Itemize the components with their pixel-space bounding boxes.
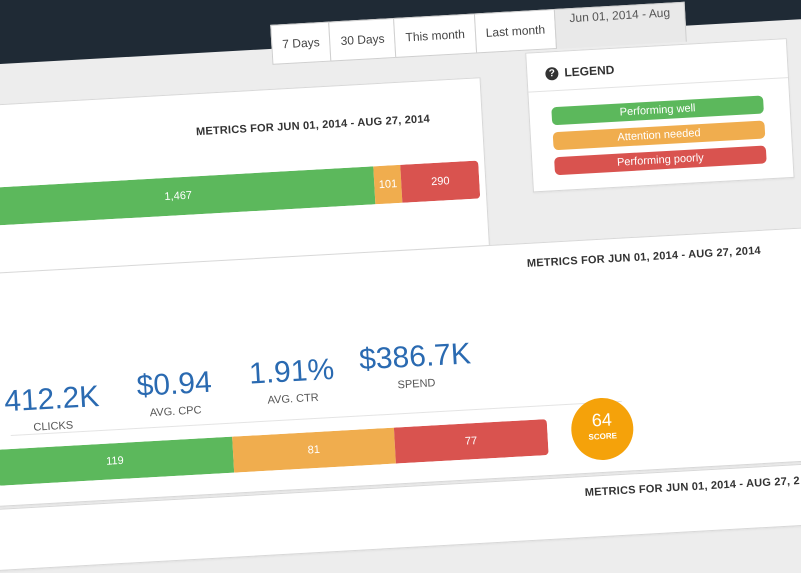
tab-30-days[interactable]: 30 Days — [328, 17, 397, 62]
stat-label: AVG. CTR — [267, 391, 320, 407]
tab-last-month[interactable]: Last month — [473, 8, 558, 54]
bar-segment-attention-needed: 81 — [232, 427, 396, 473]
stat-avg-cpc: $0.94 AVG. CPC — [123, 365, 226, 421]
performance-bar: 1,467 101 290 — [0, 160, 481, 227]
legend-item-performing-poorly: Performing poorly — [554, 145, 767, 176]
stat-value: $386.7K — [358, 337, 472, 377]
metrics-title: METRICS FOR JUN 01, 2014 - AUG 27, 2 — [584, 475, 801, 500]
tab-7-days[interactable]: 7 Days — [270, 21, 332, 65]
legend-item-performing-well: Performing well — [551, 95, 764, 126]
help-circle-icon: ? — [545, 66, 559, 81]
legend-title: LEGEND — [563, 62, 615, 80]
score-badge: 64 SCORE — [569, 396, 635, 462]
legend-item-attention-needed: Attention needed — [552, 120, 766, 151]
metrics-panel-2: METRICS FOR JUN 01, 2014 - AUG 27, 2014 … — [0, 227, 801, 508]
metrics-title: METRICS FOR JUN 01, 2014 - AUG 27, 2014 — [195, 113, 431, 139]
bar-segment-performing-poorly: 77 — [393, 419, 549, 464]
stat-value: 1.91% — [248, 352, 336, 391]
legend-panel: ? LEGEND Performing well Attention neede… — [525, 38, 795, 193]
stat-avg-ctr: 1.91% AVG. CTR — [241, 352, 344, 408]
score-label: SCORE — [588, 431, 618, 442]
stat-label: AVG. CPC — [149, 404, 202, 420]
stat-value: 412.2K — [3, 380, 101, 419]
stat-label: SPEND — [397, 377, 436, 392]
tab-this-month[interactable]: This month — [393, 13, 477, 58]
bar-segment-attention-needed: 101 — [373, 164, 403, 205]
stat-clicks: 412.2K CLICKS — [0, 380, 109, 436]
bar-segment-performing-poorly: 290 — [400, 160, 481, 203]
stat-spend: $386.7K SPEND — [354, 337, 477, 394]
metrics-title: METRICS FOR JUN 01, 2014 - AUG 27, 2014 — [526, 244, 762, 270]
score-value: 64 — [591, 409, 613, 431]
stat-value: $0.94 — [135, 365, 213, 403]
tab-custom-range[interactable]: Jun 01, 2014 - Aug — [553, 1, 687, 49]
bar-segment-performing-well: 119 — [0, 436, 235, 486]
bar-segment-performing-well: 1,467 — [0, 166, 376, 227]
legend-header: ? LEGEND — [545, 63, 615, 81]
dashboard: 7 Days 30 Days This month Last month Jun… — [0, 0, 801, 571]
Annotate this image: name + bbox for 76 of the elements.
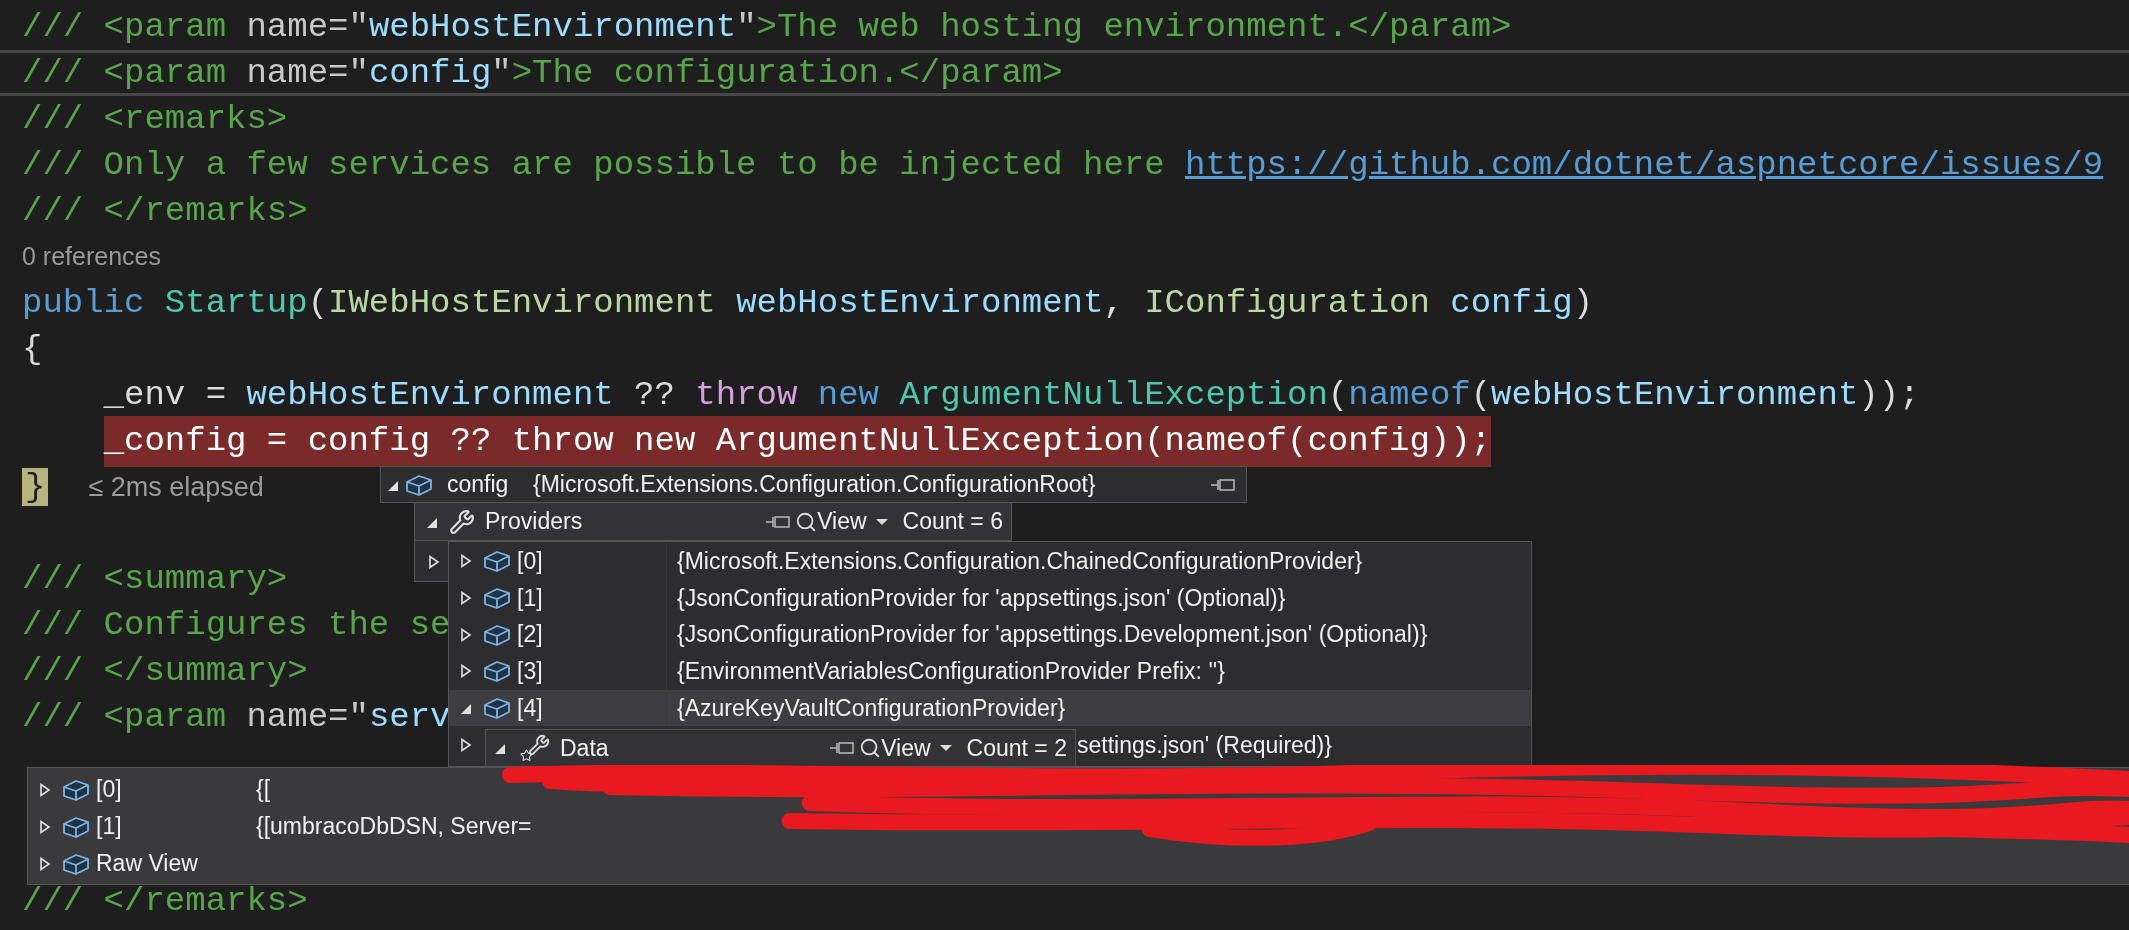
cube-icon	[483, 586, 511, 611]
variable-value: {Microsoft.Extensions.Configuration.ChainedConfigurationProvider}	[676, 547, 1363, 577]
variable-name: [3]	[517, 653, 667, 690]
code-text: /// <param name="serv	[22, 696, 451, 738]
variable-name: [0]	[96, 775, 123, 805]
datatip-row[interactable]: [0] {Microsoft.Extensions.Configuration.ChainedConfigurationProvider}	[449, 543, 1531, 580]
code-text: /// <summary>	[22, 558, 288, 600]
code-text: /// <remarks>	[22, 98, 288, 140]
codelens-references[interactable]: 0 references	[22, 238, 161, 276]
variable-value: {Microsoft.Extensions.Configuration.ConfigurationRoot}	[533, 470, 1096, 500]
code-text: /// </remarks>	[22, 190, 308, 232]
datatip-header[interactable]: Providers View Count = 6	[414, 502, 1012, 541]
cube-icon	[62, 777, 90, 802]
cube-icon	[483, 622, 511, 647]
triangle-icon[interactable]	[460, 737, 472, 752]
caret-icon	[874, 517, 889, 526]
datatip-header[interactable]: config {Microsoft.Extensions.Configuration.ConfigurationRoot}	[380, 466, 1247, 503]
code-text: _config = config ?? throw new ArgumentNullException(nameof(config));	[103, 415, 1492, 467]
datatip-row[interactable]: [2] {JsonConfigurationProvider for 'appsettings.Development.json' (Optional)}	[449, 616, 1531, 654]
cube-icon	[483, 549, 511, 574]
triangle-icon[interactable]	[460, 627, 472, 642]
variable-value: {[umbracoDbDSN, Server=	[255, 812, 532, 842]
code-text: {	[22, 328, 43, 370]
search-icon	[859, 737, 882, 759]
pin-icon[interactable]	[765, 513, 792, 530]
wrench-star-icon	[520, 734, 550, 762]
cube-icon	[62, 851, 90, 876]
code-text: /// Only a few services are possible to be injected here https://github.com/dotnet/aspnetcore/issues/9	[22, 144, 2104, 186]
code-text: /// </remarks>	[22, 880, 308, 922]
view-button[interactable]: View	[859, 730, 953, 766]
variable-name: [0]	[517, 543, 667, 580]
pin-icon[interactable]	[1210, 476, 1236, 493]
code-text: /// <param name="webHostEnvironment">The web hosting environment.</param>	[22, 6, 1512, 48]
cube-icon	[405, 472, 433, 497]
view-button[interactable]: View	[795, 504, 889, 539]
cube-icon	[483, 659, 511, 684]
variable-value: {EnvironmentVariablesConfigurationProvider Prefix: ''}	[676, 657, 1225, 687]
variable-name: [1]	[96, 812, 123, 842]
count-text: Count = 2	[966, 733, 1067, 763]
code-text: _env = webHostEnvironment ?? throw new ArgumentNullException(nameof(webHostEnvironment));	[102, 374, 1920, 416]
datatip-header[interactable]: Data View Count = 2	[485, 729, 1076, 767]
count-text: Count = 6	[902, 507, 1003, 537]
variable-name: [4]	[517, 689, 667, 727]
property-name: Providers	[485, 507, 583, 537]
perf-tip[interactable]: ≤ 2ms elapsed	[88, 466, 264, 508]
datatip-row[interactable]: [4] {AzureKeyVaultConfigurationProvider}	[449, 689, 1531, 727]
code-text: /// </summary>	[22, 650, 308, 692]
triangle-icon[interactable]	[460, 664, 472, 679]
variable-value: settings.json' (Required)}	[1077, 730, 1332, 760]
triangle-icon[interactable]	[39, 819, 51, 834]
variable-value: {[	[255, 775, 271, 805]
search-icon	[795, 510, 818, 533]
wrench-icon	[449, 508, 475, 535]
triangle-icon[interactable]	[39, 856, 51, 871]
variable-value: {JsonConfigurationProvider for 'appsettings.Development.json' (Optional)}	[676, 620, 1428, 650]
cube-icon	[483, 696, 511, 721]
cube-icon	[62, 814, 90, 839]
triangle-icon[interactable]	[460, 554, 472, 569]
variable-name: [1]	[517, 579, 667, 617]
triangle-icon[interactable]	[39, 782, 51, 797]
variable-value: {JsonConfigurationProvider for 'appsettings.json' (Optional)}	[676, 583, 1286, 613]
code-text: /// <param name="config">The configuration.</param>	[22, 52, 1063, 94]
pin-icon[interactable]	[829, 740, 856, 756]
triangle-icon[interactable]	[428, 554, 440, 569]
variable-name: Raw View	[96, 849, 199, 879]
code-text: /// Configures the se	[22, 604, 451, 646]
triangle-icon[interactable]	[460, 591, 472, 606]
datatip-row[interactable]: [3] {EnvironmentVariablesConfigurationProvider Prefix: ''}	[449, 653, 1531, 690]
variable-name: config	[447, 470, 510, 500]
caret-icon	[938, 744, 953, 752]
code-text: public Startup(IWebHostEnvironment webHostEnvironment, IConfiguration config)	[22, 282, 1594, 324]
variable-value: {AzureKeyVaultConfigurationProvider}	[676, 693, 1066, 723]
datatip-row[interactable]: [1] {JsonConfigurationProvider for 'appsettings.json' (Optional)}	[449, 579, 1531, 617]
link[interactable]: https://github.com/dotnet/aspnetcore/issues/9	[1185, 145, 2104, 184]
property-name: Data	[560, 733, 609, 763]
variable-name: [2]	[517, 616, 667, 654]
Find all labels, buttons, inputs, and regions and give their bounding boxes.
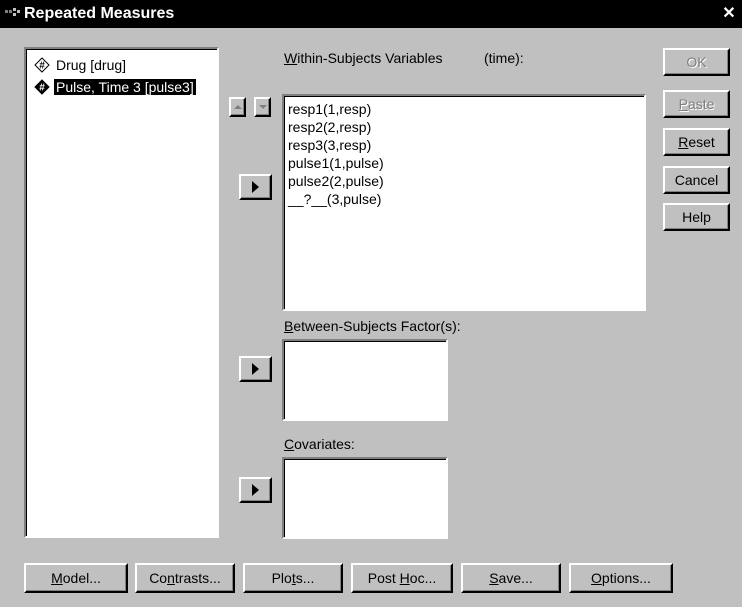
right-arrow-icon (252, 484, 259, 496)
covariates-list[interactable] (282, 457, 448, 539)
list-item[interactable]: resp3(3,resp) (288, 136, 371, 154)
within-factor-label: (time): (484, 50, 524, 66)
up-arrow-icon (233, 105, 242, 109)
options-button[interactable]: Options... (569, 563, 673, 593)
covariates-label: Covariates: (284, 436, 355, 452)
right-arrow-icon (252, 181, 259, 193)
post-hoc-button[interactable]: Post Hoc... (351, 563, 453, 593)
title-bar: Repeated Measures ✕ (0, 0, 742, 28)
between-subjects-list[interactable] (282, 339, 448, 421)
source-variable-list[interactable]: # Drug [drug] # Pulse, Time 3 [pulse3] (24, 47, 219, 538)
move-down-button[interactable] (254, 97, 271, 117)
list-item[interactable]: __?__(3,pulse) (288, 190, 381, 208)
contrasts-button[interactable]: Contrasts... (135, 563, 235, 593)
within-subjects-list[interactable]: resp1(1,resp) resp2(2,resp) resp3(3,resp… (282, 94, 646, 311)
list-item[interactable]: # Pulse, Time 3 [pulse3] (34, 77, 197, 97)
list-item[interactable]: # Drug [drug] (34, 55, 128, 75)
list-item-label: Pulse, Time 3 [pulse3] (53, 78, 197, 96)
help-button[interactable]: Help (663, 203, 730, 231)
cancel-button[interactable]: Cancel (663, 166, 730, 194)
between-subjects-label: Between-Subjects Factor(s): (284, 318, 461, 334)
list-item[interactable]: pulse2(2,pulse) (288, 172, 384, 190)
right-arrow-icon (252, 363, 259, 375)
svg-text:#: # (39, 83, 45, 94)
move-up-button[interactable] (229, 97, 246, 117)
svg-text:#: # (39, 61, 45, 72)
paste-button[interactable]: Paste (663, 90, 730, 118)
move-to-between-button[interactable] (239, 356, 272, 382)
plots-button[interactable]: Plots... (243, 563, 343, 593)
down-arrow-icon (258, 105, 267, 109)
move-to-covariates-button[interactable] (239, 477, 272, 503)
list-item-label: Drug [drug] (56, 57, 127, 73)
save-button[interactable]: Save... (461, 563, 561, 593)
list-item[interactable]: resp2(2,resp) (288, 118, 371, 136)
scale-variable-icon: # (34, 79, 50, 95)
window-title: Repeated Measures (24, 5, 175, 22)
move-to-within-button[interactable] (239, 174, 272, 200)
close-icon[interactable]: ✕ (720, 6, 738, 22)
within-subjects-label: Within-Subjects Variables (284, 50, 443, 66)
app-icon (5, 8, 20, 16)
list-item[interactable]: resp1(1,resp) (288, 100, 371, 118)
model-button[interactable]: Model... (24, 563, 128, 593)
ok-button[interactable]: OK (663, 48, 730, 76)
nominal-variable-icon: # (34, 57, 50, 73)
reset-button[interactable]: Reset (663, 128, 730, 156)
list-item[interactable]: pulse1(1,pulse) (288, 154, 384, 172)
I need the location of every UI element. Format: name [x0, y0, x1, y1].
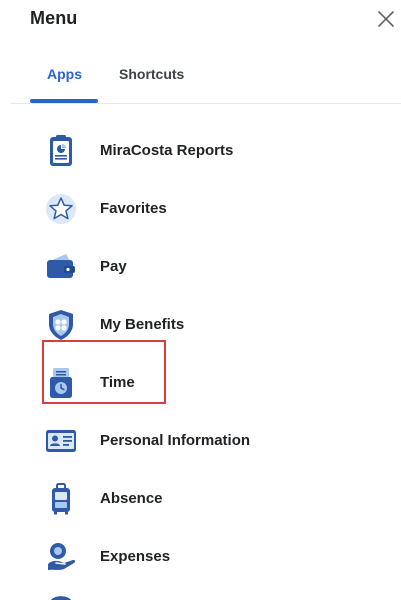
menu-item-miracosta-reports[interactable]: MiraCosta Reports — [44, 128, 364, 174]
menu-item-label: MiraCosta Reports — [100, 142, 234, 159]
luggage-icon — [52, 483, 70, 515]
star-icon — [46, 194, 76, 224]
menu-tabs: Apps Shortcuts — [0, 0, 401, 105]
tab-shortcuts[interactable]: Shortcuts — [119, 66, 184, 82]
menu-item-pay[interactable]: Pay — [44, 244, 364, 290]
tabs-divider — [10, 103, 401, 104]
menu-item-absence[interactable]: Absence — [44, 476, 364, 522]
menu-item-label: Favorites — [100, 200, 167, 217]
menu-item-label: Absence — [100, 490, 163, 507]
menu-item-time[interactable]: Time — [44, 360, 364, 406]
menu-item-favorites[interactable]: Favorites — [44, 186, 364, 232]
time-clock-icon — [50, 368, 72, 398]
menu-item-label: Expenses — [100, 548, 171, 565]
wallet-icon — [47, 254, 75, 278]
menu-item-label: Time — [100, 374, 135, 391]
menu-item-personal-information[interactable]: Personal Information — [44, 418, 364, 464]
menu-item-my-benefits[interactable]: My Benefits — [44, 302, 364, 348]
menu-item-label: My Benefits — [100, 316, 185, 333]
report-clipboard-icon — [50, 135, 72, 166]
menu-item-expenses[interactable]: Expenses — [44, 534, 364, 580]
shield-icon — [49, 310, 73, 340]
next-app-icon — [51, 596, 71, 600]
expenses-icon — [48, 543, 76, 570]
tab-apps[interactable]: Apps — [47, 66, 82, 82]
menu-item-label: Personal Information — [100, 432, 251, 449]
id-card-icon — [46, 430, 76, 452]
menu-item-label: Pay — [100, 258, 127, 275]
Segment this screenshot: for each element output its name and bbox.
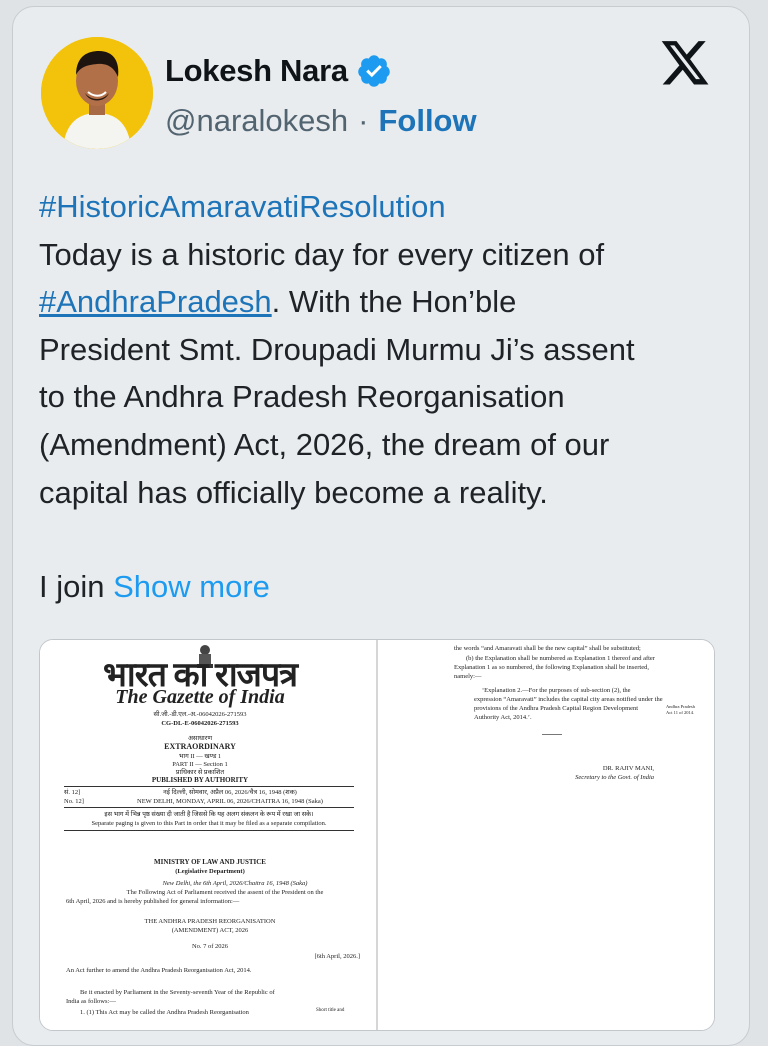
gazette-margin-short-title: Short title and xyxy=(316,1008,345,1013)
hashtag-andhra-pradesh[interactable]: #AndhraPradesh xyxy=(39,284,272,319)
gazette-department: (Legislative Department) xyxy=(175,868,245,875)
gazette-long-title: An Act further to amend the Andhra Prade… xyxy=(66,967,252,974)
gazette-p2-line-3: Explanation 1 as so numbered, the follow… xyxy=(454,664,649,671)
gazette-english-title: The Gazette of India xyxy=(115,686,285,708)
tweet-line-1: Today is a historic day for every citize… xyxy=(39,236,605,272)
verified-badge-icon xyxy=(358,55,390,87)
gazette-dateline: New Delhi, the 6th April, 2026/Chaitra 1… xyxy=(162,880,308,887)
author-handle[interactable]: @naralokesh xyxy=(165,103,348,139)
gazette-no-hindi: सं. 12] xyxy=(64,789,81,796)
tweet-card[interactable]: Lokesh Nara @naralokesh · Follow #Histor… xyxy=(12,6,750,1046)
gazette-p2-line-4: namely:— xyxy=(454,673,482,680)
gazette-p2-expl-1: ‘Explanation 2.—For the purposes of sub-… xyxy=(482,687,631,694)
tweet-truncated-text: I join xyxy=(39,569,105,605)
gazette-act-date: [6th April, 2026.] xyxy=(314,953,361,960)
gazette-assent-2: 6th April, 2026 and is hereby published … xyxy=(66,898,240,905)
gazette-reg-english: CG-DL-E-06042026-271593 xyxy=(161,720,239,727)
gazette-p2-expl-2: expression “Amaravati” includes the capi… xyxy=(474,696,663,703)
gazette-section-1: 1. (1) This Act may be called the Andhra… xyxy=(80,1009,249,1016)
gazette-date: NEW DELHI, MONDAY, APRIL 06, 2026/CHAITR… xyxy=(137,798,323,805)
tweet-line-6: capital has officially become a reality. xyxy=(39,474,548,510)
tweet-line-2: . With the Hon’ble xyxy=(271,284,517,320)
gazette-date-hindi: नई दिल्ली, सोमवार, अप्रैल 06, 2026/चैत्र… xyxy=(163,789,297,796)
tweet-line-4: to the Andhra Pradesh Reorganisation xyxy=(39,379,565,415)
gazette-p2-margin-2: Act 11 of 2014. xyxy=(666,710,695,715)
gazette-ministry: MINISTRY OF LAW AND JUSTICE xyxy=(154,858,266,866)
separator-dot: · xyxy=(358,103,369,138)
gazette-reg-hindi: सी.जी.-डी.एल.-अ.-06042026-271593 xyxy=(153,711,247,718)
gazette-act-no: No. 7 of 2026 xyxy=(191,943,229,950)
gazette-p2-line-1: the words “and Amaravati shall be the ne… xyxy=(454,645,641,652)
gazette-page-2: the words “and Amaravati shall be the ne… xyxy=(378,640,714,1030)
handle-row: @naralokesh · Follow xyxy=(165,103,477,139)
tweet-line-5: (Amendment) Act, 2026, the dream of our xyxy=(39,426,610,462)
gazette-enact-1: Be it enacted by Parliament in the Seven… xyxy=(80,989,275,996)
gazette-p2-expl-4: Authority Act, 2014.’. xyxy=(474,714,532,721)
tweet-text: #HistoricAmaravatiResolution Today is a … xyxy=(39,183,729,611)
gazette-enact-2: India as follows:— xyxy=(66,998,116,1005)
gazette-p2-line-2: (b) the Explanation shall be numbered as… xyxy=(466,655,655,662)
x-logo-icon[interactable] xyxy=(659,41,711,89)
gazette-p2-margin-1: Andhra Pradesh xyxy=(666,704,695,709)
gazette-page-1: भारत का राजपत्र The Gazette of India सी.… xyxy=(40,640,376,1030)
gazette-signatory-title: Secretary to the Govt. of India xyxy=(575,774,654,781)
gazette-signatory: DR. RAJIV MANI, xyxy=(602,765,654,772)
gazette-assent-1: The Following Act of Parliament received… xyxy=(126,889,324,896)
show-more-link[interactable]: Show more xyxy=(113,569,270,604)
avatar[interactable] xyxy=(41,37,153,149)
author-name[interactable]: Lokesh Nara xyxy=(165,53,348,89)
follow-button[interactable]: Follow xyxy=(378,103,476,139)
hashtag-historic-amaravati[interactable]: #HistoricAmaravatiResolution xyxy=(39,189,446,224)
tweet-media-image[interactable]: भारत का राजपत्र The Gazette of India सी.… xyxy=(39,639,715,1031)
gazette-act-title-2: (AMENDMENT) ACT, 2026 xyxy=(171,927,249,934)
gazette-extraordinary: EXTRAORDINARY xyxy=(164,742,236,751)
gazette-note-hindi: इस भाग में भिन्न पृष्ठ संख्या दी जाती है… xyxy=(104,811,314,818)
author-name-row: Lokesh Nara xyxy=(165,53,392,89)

- _WHAT IS REQUIRED_:
Turn the lines from the one with "menu-item-miracosta-reports[interactable]: MiraCosta Reports" through the one with "menu-item-label: Time — [100, 374, 135, 391]" into a numbered list, omitting any blank lines.

- _TASK OUTPUT_:
1. menu-item-miracosta-reports[interactable]: MiraCosta Reports — [44, 128, 364, 174]
2. menu-item-label: MiraCosta Reports — [100, 142, 234, 159]
3. luggage-icon — [52, 483, 70, 515]
4. star-icon — [46, 194, 76, 224]
5. menu-tabs: Apps Shortcuts — [0, 0, 401, 105]
6. tab-shortcuts[interactable]: Shortcuts — [119, 66, 184, 82]
7. menu-item-pay[interactable]: Pay — [44, 244, 364, 290]
8. tabs-divider — [10, 103, 401, 104]
9. menu-item-absence[interactable]: Absence — [44, 476, 364, 522]
10. menu-item-label: Favorites — [100, 200, 167, 217]
11. menu-item-label: Absence — [100, 490, 163, 507]
12. menu-item-time[interactable]: Time — [44, 360, 364, 406]
13. menu-item-favorites[interactable]: Favorites — [44, 186, 364, 232]
14. time-clock-icon — [50, 368, 72, 398]
15. menu-item-label: Expenses — [100, 548, 171, 565]
16. wallet-icon — [47, 254, 75, 278]
17. menu-item-label: Time — [100, 374, 135, 391]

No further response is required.